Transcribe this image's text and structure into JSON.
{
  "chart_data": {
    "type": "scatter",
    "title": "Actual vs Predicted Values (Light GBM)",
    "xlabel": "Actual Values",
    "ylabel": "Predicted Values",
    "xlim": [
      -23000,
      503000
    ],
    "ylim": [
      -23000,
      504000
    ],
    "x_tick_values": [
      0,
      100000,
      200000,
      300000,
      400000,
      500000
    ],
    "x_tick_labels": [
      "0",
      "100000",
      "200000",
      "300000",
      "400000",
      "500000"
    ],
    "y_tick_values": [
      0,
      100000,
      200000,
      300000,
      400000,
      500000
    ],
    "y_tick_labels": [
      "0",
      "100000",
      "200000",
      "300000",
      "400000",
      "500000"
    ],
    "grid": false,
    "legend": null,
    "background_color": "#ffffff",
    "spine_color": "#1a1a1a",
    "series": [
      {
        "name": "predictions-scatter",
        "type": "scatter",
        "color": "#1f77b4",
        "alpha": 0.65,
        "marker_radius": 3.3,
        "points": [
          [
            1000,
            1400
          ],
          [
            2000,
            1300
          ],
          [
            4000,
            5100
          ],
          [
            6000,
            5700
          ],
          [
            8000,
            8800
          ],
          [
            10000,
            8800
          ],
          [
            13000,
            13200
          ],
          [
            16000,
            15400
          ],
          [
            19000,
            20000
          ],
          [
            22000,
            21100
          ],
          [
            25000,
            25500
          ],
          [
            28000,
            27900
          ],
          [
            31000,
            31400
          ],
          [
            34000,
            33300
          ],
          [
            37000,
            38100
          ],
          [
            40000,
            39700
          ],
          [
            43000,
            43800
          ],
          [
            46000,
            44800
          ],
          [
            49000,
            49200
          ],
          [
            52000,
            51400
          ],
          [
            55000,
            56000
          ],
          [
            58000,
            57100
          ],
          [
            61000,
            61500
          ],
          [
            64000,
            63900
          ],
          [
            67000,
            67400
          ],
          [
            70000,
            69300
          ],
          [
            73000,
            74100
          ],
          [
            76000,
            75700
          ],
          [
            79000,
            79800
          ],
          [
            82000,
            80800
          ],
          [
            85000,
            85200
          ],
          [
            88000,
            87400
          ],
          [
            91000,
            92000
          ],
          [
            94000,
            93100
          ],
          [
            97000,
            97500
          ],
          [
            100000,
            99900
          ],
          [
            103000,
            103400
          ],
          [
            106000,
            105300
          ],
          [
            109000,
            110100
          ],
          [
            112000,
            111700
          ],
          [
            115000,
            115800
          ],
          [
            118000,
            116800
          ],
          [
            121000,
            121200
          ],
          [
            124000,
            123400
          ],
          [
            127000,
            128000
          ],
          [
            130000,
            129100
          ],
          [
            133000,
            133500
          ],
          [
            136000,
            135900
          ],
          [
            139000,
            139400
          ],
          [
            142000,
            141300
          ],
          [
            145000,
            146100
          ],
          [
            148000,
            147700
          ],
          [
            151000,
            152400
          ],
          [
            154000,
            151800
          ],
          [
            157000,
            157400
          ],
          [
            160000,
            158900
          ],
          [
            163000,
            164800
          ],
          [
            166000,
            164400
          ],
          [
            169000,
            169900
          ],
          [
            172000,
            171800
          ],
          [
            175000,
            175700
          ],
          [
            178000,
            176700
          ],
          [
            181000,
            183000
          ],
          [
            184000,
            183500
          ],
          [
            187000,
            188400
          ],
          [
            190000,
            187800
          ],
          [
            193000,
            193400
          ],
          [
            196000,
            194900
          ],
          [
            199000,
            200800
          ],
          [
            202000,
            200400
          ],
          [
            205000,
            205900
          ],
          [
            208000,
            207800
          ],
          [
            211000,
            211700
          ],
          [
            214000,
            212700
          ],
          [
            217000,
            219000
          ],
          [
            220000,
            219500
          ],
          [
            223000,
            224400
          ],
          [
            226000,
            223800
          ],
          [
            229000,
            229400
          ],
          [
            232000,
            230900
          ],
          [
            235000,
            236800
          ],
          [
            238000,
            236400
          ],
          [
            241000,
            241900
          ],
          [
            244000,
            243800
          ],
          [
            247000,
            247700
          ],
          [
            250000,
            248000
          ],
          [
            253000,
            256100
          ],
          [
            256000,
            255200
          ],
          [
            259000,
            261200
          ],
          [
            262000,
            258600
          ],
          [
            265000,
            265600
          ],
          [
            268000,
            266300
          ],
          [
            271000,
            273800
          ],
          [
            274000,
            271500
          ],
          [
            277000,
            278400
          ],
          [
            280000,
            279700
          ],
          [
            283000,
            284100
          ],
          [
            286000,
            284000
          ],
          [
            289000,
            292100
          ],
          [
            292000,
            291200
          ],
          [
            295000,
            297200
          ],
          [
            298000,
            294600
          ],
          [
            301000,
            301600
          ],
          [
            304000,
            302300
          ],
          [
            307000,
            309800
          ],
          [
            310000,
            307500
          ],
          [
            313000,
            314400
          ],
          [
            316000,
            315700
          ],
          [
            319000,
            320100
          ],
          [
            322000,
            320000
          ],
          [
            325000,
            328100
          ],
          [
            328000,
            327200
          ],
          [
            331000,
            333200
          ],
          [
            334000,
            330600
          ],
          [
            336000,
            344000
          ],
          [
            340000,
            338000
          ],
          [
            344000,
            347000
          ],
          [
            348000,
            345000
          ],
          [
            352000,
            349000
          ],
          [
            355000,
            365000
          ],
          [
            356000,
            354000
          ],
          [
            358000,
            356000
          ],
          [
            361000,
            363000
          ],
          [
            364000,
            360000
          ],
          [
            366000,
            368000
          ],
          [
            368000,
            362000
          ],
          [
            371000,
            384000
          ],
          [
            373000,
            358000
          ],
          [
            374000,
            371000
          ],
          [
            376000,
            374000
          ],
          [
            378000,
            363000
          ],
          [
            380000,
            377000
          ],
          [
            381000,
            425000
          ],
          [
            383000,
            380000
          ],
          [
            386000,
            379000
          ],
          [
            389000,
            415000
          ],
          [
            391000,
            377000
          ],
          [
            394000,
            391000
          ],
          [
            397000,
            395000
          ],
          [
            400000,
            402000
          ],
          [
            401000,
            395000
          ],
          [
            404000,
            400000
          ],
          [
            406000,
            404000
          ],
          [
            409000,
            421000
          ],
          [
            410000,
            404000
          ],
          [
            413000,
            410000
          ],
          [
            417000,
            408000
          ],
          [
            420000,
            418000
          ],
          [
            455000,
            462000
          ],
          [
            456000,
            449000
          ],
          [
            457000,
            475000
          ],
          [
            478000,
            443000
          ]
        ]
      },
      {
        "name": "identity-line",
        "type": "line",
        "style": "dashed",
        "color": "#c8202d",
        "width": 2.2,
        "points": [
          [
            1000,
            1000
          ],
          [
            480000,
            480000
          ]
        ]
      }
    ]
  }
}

================

*YOUR INSTRUCTIONS*
Tell how many lines include "name". The number is the whole answer.

*THE RESPONSE*
2